(Dataset entries)
_____

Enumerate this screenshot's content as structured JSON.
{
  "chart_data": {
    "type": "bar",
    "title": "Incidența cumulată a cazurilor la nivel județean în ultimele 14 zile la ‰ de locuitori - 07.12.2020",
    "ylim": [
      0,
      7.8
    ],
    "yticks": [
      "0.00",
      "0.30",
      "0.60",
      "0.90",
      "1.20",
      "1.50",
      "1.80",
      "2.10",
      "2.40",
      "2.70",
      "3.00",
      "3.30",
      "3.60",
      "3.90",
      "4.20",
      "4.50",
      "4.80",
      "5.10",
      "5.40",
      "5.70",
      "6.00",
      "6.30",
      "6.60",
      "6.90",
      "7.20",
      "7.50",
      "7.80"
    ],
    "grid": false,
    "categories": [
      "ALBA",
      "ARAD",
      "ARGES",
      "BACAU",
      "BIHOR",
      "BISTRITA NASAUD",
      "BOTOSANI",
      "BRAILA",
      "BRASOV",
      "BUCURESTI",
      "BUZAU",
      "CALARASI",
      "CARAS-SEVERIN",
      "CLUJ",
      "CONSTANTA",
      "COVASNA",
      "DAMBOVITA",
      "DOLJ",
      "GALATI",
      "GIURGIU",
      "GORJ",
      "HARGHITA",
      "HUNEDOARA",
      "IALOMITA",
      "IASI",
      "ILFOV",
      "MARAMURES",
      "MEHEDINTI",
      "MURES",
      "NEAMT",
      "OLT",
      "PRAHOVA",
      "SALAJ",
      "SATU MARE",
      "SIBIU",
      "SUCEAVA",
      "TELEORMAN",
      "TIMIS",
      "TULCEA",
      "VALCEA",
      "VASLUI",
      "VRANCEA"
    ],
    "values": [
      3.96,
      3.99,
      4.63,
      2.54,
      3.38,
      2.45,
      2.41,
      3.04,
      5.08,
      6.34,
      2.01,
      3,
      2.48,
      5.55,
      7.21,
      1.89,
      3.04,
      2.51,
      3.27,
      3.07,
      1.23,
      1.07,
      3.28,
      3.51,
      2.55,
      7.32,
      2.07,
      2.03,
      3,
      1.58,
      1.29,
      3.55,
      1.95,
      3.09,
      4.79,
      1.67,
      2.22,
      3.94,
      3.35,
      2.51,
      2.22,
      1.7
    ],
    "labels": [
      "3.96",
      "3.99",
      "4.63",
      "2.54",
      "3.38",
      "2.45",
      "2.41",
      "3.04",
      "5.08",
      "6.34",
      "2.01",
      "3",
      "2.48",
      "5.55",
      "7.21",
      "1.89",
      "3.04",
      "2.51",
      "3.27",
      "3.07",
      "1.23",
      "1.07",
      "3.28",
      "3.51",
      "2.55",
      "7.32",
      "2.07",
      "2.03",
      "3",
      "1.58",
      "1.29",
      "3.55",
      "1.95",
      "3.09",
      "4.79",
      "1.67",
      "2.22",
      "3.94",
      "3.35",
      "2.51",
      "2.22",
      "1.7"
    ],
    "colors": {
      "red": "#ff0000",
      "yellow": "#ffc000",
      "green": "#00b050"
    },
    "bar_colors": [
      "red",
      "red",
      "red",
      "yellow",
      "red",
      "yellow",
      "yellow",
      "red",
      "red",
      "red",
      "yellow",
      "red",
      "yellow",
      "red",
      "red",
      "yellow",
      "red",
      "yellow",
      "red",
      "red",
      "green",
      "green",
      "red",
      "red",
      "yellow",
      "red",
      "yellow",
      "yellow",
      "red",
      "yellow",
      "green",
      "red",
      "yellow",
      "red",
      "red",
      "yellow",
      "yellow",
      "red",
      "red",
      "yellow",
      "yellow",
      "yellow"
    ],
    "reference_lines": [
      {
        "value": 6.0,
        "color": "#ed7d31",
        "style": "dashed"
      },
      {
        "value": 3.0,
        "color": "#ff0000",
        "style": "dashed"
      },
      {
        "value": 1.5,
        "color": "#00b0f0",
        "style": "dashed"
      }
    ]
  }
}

_____

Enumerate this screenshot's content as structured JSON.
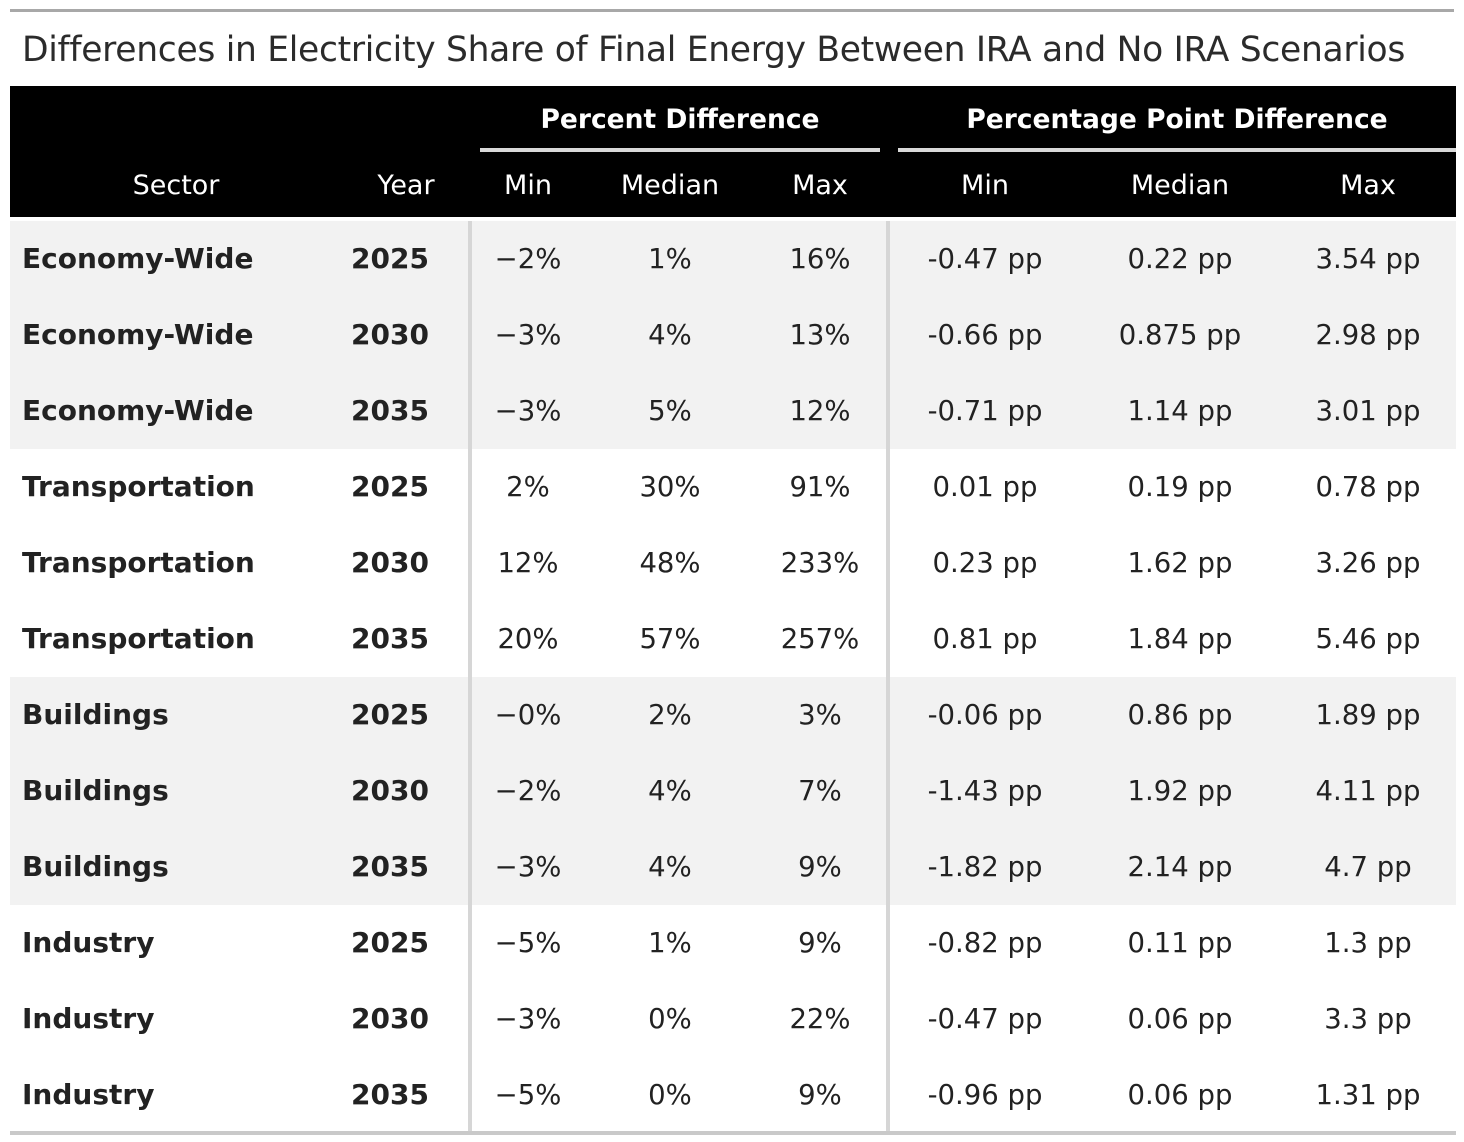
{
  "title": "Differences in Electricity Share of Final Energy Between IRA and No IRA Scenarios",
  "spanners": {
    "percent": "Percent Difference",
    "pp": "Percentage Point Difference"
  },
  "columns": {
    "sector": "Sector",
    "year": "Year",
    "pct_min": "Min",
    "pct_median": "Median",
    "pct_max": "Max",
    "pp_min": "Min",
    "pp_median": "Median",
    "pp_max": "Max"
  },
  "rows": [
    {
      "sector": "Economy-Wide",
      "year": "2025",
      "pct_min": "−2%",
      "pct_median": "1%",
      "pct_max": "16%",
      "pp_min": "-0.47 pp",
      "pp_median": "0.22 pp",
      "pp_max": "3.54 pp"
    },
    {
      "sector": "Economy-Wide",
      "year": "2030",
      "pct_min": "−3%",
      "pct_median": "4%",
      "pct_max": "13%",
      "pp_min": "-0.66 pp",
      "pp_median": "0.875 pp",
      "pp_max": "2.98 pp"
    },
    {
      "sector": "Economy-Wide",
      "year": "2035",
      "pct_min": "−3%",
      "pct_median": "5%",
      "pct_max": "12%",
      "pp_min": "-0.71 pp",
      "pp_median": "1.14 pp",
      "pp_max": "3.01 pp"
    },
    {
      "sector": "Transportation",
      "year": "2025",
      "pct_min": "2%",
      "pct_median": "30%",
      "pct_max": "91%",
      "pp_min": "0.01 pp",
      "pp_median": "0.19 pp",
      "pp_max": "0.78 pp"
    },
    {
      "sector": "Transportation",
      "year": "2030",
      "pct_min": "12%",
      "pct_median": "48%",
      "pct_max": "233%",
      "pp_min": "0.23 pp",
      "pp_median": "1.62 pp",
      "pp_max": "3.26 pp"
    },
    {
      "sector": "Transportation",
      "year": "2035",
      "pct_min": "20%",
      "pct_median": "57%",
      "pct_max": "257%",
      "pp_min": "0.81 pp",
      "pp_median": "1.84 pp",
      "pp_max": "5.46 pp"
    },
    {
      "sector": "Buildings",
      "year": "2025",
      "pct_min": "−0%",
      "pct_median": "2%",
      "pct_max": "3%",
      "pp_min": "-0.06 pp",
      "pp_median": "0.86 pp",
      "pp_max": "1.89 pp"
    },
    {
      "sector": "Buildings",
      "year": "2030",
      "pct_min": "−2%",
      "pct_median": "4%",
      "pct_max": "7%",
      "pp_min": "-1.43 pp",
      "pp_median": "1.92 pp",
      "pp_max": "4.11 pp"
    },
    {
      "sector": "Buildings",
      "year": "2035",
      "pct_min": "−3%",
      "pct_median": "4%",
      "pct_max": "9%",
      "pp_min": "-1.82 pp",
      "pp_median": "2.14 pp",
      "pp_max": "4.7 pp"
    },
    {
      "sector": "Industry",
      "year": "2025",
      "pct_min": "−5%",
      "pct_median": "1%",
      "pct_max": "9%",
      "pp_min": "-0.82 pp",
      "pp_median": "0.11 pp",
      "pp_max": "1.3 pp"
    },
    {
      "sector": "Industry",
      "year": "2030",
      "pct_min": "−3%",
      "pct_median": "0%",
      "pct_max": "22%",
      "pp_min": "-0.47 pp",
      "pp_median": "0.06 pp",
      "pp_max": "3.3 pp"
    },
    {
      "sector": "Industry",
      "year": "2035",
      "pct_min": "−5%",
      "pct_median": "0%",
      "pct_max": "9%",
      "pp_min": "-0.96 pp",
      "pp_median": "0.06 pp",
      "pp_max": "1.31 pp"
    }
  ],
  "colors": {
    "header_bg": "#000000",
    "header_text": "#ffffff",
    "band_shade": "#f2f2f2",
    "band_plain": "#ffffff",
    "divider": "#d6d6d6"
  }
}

_____

▸ TO DO:
Gather all the lines that include the word "title" and copy them out.

▸ OUTPUT:
    "title": "Incidența cumulată a cazurilor la nivel județean în ultimele 14 zile la ‰ de locuitori - 07.12.2020",
  "title": "Differences in Electricity Share of Final Energy Between IRA and No IRA Scenarios",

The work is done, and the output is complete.